| STATED PROBLEM |
The records that follow must be reproduced in full, exactly as written.

| Collected data |
────────────────────────────────────────

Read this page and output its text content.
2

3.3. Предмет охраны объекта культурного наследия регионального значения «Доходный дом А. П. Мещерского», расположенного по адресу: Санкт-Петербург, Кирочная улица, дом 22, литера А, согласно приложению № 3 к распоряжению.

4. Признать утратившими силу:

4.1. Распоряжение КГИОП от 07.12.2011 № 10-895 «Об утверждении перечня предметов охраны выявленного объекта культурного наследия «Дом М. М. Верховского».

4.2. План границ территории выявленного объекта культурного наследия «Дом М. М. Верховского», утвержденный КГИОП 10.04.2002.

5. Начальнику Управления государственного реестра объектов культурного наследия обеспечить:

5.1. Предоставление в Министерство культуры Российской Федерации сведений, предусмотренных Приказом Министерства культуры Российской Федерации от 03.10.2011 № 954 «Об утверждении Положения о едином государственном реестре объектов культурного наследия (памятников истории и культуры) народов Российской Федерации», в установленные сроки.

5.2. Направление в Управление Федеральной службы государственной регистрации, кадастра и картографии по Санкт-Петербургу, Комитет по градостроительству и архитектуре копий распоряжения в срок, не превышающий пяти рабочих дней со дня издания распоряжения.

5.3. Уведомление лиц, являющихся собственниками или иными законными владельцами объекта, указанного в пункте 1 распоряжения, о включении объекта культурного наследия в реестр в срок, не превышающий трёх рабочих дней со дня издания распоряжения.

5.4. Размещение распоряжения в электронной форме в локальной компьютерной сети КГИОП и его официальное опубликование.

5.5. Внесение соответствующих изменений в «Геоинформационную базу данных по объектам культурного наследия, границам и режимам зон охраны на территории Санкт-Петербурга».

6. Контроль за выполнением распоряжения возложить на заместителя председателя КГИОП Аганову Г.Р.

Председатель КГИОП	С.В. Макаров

────────────────────────────────────────

| EXERCISE RESULT |
Read this page and output its text content.
2

3.3. Предмет охраны объекта культурного наследия регионального значения «Доходный дом А. П. Мещерского», расположенного по адресу: Санкт-Петербург, Кирочная улица, дом 22, литера А, согласно приложению № 3 к распоряжению.

4. Признать утратившими силу:

4.1. Распоряжение КГИОП от 07.12.2011 № 10-895 «Об утверждении перечня предметов охраны выявленного объекта культурного наследия «Дом М. М. Верховского».

4.2. План границ территории выявленного объекта культурного наследия «Дом М. М. Верховского», утвержденный КГИОП 10.04.2002.

5. Начальнику Управления государственного реестра объектов культурного наследия обеспечить:

5.1. Предоставление в Министерство культуры Российской Федерации сведений, предусмотренных Приказом Министерства культуры Российской Федерации от 03.10.2011 № 954 «Об утверждении Положения о едином государственном реестре объектов культурного наследия (памятников истории и культуры) народов Российской Федерации», в установленные сроки.

5.2. Направление в Управление Федеральной службы государственной регистрации, кадастра и картографии по Санкт-Петербургу, Комитет по градостроительству и архитектуре копий распоряжения в срок, не превышающий пяти рабочих дней со дня издания распоряжения.

5.3. Уведомление лиц, являющихся собственниками или иными законными владельцами объекта, указанного в пункте 1 распоряжения, о включении объекта культурного наследия в реестр в срок, не превышающий трёх рабочих дней со дня издания распоряжения.

5.4. Размещение распоряжения в электронной форме в локальной компьютерной сети КГИОП и его официальное опубликование.

5.5. Внесение соответствующих изменений в «Геоинформационную базу данных по объектам культурного наследия, границам и режимам зон охраны на территории Санкт-Петербурга».

6. Контроль за выполнением распоряжения возложить на заместителя председателя КГИОП Аганову Г.Р.

Председатель КГИОП	С.В. Макаров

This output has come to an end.